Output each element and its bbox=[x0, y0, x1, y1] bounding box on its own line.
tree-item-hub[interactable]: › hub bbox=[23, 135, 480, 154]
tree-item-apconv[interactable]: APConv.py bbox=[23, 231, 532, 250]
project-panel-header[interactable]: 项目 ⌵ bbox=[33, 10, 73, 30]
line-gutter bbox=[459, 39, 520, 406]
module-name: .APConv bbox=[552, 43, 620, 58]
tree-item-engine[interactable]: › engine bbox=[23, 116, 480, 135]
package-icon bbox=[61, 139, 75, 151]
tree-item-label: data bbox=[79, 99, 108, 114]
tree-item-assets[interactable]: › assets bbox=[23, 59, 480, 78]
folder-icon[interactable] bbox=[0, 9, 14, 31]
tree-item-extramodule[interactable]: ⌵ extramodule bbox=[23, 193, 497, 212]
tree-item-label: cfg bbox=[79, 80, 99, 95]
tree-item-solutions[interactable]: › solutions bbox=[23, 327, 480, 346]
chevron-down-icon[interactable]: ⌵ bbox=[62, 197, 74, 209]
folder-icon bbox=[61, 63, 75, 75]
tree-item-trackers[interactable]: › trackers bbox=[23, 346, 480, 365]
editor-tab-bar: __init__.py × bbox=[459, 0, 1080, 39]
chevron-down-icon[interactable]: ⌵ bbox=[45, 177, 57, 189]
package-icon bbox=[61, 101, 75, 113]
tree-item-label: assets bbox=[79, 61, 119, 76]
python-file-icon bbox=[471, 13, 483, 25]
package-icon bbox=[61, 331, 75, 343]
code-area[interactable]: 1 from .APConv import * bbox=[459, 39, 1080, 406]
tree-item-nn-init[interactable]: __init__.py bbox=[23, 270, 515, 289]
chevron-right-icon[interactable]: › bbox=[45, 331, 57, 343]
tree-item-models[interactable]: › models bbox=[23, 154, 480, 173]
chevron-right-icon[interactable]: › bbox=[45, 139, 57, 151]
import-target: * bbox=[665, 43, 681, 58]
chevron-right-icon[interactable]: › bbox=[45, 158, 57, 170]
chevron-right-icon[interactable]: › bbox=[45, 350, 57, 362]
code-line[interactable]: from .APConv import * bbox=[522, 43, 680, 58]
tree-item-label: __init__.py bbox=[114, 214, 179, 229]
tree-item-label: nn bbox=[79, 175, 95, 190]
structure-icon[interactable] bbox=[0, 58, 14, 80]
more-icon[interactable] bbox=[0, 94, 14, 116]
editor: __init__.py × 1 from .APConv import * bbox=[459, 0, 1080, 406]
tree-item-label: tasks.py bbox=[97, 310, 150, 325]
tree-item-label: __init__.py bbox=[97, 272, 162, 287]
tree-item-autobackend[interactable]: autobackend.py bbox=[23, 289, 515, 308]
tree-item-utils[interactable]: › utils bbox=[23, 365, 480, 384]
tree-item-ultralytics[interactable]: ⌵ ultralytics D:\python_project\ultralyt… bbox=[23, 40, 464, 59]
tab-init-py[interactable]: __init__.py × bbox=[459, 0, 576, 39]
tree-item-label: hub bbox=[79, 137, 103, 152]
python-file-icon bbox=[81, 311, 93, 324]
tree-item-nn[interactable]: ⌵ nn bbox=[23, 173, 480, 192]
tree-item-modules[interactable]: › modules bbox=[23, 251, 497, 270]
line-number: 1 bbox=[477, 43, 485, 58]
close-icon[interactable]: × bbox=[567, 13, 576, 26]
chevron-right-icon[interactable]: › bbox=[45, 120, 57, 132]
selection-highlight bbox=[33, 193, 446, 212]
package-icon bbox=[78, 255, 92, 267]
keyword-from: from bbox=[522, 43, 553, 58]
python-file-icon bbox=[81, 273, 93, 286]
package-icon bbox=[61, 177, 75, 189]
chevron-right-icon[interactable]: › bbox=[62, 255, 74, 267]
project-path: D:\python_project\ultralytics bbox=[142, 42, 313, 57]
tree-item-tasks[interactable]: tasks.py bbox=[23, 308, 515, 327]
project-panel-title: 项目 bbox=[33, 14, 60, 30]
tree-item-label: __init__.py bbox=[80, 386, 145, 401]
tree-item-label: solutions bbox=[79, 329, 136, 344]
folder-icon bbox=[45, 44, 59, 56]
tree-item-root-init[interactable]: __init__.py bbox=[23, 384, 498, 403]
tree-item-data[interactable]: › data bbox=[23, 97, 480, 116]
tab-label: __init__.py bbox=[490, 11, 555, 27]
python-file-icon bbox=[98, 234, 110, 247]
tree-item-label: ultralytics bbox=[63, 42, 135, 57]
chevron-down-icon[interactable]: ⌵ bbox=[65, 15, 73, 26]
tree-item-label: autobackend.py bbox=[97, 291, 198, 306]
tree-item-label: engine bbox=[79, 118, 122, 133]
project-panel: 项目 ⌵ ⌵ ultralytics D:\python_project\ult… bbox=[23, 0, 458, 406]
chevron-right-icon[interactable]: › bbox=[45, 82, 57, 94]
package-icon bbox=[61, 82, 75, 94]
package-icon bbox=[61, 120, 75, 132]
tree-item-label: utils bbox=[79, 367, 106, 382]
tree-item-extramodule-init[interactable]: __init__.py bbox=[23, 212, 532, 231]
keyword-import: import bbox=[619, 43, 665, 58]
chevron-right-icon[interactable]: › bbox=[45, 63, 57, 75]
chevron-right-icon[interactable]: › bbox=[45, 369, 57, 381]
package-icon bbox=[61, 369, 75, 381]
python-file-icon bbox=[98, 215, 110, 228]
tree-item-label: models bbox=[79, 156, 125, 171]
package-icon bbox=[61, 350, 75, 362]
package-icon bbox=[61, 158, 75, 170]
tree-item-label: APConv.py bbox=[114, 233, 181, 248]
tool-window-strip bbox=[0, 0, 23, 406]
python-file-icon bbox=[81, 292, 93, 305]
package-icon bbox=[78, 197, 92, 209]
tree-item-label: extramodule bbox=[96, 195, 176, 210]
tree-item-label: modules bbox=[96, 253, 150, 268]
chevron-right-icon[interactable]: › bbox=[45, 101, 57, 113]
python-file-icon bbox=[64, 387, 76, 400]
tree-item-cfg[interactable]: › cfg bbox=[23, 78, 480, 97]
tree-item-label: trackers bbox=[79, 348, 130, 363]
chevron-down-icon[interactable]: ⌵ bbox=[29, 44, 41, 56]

□ □ □ □ □

Instructions for the task: Rewrite the listing above with "package-icon" swapped for "folder-icon-blue" everywhere it occurs, leaving every other part unchanged.

Solution to this task:
Output each element and its bbox=[x0, y0, x1, y1] bounding box on its own line.
tree-item-hub[interactable]: › hub bbox=[23, 135, 480, 154]
tree-item-apconv[interactable]: APConv.py bbox=[23, 231, 532, 250]
project-panel-header[interactable]: 项目 ⌵ bbox=[33, 10, 73, 30]
line-gutter bbox=[459, 39, 520, 406]
module-name: .APConv bbox=[552, 43, 620, 58]
tree-item-engine[interactable]: › engine bbox=[23, 116, 480, 135]
folder-icon-blue bbox=[61, 139, 75, 151]
tree-item-label: data bbox=[79, 99, 108, 114]
tree-item-assets[interactable]: › assets bbox=[23, 59, 480, 78]
folder-icon[interactable] bbox=[0, 9, 14, 31]
tree-item-extramodule[interactable]: ⌵ extramodule bbox=[23, 193, 497, 212]
tree-item-label: cfg bbox=[79, 80, 99, 95]
tree-item-solutions[interactable]: › solutions bbox=[23, 327, 480, 346]
chevron-down-icon[interactable]: ⌵ bbox=[62, 197, 74, 209]
folder-icon bbox=[61, 63, 75, 75]
tree-item-trackers[interactable]: › trackers bbox=[23, 346, 480, 365]
editor-tab-bar: __init__.py × bbox=[459, 0, 1080, 39]
chevron-down-icon[interactable]: ⌵ bbox=[45, 177, 57, 189]
folder-icon-blue bbox=[61, 101, 75, 113]
tree-item-label: assets bbox=[79, 61, 119, 76]
python-file-icon bbox=[471, 13, 483, 25]
folder-icon-blue bbox=[61, 331, 75, 343]
code-area[interactable]: 1 from .APConv import * bbox=[459, 39, 1080, 406]
tree-item-nn-init[interactable]: __init__.py bbox=[23, 270, 515, 289]
chevron-right-icon[interactable]: › bbox=[45, 331, 57, 343]
tree-item-models[interactable]: › models bbox=[23, 154, 480, 173]
chevron-right-icon[interactable]: › bbox=[45, 139, 57, 151]
import-target: * bbox=[665, 43, 681, 58]
chevron-right-icon[interactable]: › bbox=[45, 158, 57, 170]
chevron-right-icon[interactable]: › bbox=[45, 350, 57, 362]
code-line[interactable]: from .APConv import * bbox=[522, 43, 680, 58]
tree-item-label: __init__.py bbox=[114, 214, 179, 229]
tree-item-label: nn bbox=[79, 175, 95, 190]
structure-icon[interactable] bbox=[0, 58, 14, 80]
more-icon[interactable] bbox=[0, 94, 14, 116]
editor: __init__.py × 1 from .APConv import * bbox=[459, 0, 1080, 406]
tree-item-label: tasks.py bbox=[97, 310, 150, 325]
tree-item-label: __init__.py bbox=[97, 272, 162, 287]
tree-item-autobackend[interactable]: autobackend.py bbox=[23, 289, 515, 308]
tree-item-utils[interactable]: › utils bbox=[23, 365, 480, 384]
tree-item-ultralytics[interactable]: ⌵ ultralytics D:\python_project\ultralyt… bbox=[23, 40, 464, 59]
tab-init-py[interactable]: __init__.py × bbox=[459, 0, 576, 39]
tree-item-label: hub bbox=[79, 137, 103, 152]
python-file-icon bbox=[81, 311, 93, 324]
tree-item-nn[interactable]: ⌵ nn bbox=[23, 173, 480, 192]
tree-item-modules[interactable]: › modules bbox=[23, 251, 497, 270]
line-number: 1 bbox=[477, 43, 485, 58]
close-icon[interactable]: × bbox=[567, 13, 576, 26]
chevron-right-icon[interactable]: › bbox=[45, 120, 57, 132]
selection-highlight bbox=[33, 193, 446, 212]
folder-icon-blue bbox=[78, 255, 92, 267]
keyword-from: from bbox=[522, 43, 553, 58]
python-file-icon bbox=[81, 273, 93, 286]
folder-icon-blue bbox=[61, 177, 75, 189]
chevron-right-icon[interactable]: › bbox=[62, 255, 74, 267]
project-path: D:\python_project\ultralytics bbox=[142, 42, 313, 57]
tree-item-tasks[interactable]: tasks.py bbox=[23, 308, 515, 327]
project-panel-title: 项目 bbox=[33, 14, 60, 30]
tree-item-label: __init__.py bbox=[80, 386, 145, 401]
tree-item-label: solutions bbox=[79, 329, 136, 344]
folder-icon bbox=[45, 44, 59, 56]
tree-item-root-init[interactable]: __init__.py bbox=[23, 384, 498, 403]
tree-item-data[interactable]: › data bbox=[23, 97, 480, 116]
tab-label: __init__.py bbox=[490, 11, 555, 27]
python-file-icon bbox=[98, 234, 110, 247]
tree-item-label: ultralytics bbox=[63, 42, 135, 57]
chevron-down-icon[interactable]: ⌵ bbox=[65, 15, 73, 26]
tree-item-label: autobackend.py bbox=[97, 291, 198, 306]
tree-item-label: engine bbox=[79, 118, 122, 133]
project-panel: 项目 ⌵ ⌵ ultralytics D:\python_project\ult… bbox=[23, 0, 458, 406]
chevron-right-icon[interactable]: › bbox=[45, 82, 57, 94]
folder-icon-blue bbox=[61, 82, 75, 94]
folder-icon-blue bbox=[61, 120, 75, 132]
tree-item-label: utils bbox=[79, 367, 106, 382]
tree-item-extramodule-init[interactable]: __init__.py bbox=[23, 212, 532, 231]
keyword-import: import bbox=[619, 43, 665, 58]
chevron-right-icon[interactable]: › bbox=[45, 63, 57, 75]
chevron-right-icon[interactable]: › bbox=[45, 369, 57, 381]
folder-icon-blue bbox=[61, 369, 75, 381]
python-file-icon bbox=[98, 215, 110, 228]
tree-item-label: models bbox=[79, 156, 125, 171]
folder-icon-blue bbox=[61, 350, 75, 362]
folder-icon-blue bbox=[61, 158, 75, 170]
tree-item-label: APConv.py bbox=[114, 233, 181, 248]
tool-window-strip bbox=[0, 0, 23, 406]
python-file-icon bbox=[81, 292, 93, 305]
folder-icon-blue bbox=[78, 197, 92, 209]
tree-item-label: extramodule bbox=[96, 195, 176, 210]
tree-item-label: modules bbox=[96, 253, 150, 268]
chevron-right-icon[interactable]: › bbox=[45, 101, 57, 113]
python-file-icon bbox=[64, 387, 76, 400]
tree-item-cfg[interactable]: › cfg bbox=[23, 78, 480, 97]
tree-item-label: trackers bbox=[79, 348, 130, 363]
chevron-down-icon[interactable]: ⌵ bbox=[29, 44, 41, 56]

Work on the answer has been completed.